How to complete this task:
What is needed here is an exact copy of all the data.

Data records:
::::

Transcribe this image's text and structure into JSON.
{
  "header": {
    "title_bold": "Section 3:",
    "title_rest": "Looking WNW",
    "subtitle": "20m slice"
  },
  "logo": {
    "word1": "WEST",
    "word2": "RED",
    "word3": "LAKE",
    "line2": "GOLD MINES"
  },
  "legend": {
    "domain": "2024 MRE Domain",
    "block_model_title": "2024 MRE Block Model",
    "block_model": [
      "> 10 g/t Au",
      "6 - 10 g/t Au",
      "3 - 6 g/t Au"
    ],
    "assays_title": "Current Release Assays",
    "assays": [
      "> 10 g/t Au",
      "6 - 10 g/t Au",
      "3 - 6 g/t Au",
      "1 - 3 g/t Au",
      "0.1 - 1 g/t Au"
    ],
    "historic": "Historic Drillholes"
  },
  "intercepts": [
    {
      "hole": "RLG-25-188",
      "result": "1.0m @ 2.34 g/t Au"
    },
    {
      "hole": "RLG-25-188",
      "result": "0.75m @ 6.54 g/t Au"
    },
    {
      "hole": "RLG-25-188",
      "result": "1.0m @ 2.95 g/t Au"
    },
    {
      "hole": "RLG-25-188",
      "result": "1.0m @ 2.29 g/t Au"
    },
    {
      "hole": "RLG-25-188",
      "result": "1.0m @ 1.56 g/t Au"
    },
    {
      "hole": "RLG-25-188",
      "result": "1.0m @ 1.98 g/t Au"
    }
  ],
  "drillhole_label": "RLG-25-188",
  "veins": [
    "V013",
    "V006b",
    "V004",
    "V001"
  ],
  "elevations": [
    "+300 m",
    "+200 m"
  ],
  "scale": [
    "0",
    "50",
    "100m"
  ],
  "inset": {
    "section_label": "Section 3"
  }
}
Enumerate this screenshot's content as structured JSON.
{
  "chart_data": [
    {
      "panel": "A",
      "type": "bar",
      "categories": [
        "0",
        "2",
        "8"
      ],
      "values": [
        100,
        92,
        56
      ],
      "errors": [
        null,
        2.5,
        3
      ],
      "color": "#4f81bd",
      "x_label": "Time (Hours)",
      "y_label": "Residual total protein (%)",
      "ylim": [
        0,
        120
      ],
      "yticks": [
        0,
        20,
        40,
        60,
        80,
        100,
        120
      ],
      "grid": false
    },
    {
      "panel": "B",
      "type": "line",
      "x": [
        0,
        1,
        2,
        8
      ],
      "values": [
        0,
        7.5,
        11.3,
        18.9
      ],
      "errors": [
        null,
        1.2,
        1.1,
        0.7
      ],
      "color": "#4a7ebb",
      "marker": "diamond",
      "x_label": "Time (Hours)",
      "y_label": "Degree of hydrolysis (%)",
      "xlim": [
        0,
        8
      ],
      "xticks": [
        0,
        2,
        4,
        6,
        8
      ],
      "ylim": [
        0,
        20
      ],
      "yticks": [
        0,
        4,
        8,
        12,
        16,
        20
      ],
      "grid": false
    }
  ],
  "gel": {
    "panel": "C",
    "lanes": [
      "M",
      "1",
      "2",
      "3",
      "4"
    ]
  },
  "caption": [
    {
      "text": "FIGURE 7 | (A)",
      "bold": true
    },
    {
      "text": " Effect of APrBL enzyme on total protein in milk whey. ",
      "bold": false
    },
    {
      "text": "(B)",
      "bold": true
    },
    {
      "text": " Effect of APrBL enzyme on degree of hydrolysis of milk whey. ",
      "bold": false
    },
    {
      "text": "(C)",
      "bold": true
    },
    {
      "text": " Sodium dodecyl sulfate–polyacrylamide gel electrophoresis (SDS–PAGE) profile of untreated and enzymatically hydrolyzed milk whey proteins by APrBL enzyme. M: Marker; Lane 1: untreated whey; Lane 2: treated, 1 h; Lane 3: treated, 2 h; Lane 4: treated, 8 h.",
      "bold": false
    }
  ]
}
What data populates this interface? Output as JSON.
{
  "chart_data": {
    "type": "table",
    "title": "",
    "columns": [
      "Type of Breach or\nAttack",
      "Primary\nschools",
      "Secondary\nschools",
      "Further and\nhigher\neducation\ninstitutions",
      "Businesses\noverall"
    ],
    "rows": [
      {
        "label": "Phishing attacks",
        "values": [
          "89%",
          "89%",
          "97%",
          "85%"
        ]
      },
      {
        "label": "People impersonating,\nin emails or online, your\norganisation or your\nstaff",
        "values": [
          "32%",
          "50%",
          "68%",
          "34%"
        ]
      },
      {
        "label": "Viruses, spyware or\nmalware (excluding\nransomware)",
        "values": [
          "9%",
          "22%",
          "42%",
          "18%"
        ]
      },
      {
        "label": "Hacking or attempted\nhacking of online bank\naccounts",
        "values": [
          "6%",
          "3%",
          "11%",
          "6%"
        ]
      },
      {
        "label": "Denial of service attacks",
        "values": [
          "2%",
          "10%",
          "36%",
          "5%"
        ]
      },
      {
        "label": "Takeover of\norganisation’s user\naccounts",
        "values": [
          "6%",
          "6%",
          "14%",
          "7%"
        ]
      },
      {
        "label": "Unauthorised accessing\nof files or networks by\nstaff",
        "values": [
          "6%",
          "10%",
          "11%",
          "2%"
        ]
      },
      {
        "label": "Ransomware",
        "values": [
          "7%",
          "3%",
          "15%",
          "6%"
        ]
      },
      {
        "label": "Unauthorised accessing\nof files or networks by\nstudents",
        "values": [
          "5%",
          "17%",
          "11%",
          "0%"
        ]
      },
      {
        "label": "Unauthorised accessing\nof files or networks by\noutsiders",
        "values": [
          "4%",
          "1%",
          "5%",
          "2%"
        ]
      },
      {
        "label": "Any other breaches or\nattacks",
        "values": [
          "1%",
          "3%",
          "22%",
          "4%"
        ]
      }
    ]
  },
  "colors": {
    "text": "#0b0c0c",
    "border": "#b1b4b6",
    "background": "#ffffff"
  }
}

::::

Output for this task:
Transcribe this image's text and structure into JSON.
{
  "header": {
    "title_bold": "Section 3:",
    "title_rest": "Looking WNW",
    "subtitle": "20m slice"
  },
  "logo": {
    "word1": "WEST",
    "word2": "RED",
    "word3": "LAKE",
    "line2": "GOLD MINES"
  },
  "legend": {
    "domain": "2024 MRE Domain",
    "block_model_title": "2024 MRE Block Model",
    "block_model": [
      "> 10 g/t Au",
      "6 - 10 g/t Au",
      "3 - 6 g/t Au"
    ],
    "assays_title": "Current Release Assays",
    "assays": [
      "> 10 g/t Au",
      "6 - 10 g/t Au",
      "3 - 6 g/t Au",
      "1 - 3 g/t Au",
      "0.1 - 1 g/t Au"
    ],
    "historic": "Historic Drillholes"
  },
  "intercepts": [
    {
      "hole": "RLG-25-188",
      "result": "1.0m @ 2.34 g/t Au"
    },
    {
      "hole": "RLG-25-188",
      "result": "0.75m @ 6.54 g/t Au"
    },
    {
      "hole": "RLG-25-188",
      "result": "1.0m @ 2.95 g/t Au"
    },
    {
      "hole": "RLG-25-188",
      "result": "1.0m @ 2.29 g/t Au"
    },
    {
      "hole": "RLG-25-188",
      "result": "1.0m @ 1.56 g/t Au"
    },
    {
      "hole": "RLG-25-188",
      "result": "1.0m @ 1.98 g/t Au"
    }
  ],
  "drillhole_label": "RLG-25-188",
  "veins": [
    "V013",
    "V006b",
    "V004",
    "V001"
  ],
  "elevations": [
    "+300 m",
    "+200 m"
  ],
  "scale": [
    "0",
    "50",
    "100m"
  ],
  "inset": {
    "section_label": "Section 3"
  }
}
Enumerate this screenshot's content as structured JSON.
{
  "chart_data": [
    {
      "panel": "A",
      "type": "bar",
      "categories": [
        "0",
        "2",
        "8"
      ],
      "values": [
        100,
        92,
        56
      ],
      "errors": [
        null,
        2.5,
        3
      ],
      "color": "#4f81bd",
      "x_label": "Time (Hours)",
      "y_label": "Residual total protein (%)",
      "ylim": [
        0,
        120
      ],
      "yticks": [
        0,
        20,
        40,
        60,
        80,
        100,
        120
      ],
      "grid": false
    },
    {
      "panel": "B",
      "type": "line",
      "x": [
        0,
        1,
        2,
        8
      ],
      "values": [
        0,
        7.5,
        11.3,
        18.9
      ],
      "errors": [
        null,
        1.2,
        1.1,
        0.7
      ],
      "color": "#4a7ebb",
      "marker": "diamond",
      "x_label": "Time (Hours)",
      "y_label": "Degree of hydrolysis (%)",
      "xlim": [
        0,
        8
      ],
      "xticks": [
        0,
        2,
        4,
        6,
        8
      ],
      "ylim": [
        0,
        20
      ],
      "yticks": [
        0,
        4,
        8,
        12,
        16,
        20
      ],
      "grid": false
    }
  ],
  "gel": {
    "panel": "C",
    "lanes": [
      "M",
      "1",
      "2",
      "3",
      "4"
    ]
  },
  "caption": [
    {
      "text": "FIGURE 7 | (A)",
      "bold": true
    },
    {
      "text": " Effect of APrBL enzyme on total protein in milk whey. ",
      "bold": false
    },
    {
      "text": "(B)",
      "bold": true
    },
    {
      "text": " Effect of APrBL enzyme on degree of hydrolysis of milk whey. ",
      "bold": false
    },
    {
      "text": "(C)",
      "bold": true
    },
    {
      "text": " Sodium dodecyl sulfate–polyacrylamide gel electrophoresis (SDS–PAGE) profile of untreated and enzymatically hydrolyzed milk whey proteins by APrBL enzyme. M: Marker; Lane 1: untreated whey; Lane 2: treated, 1 h; Lane 3: treated, 2 h; Lane 4: treated, 8 h.",
      "bold": false
    }
  ]
}
What data populates this interface? Output as JSON.
{
  "chart_data": {
    "type": "table",
    "title": "",
    "columns": [
      "Type of Breach or\nAttack",
      "Primary\nschools",
      "Secondary\nschools",
      "Further and\nhigher\neducation\ninstitutions",
      "Businesses\noverall"
    ],
    "rows": [
      {
        "label": "Phishing attacks",
        "values": [
          "89%",
          "89%",
          "97%",
          "85%"
        ]
      },
      {
        "label": "People impersonating,\nin emails or online, your\norganisation or your\nstaff",
        "values": [
          "32%",
          "50%",
          "68%",
          "34%"
        ]
      },
      {
        "label": "Viruses, spyware or\nmalware (excluding\nransomware)",
        "values": [
          "9%",
          "22%",
          "42%",
          "18%"
        ]
      },
      {
        "label": "Hacking or attempted\nhacking of online bank\naccounts",
        "values": [
          "6%",
          "3%",
          "11%",
          "6%"
        ]
      },
      {
        "label": "Denial of service attacks",
        "values": [
          "2%",
          "10%",
          "36%",
          "5%"
        ]
      },
      {
        "label": "Takeover of\norganisation’s user\naccounts",
        "values": [
          "6%",
          "6%",
          "14%",
          "7%"
        ]
      },
      {
        "label": "Unauthorised accessing\nof files or networks by\nstaff",
        "values": [
          "6%",
          "10%",
          "11%",
          "2%"
        ]
      },
      {
        "label": "Ransomware",
        "values": [
          "7%",
          "3%",
          "15%",
          "6%"
        ]
      },
      {
        "label": "Unauthorised accessing\nof files or networks by\nstudents",
        "values": [
          "5%",
          "17%",
          "11%",
          "0%"
        ]
      },
      {
        "label": "Unauthorised accessing\nof files or networks by\noutsiders",
        "values": [
          "4%",
          "1%",
          "5%",
          "2%"
        ]
      },
      {
        "label": "Any other breaches or\nattacks",
        "values": [
          "1%",
          "3%",
          "22%",
          "4%"
        ]
      }
    ]
  },
  "colors": {
    "text": "#0b0c0c",
    "border": "#b1b4b6",
    "background": "#ffffff"
  }
}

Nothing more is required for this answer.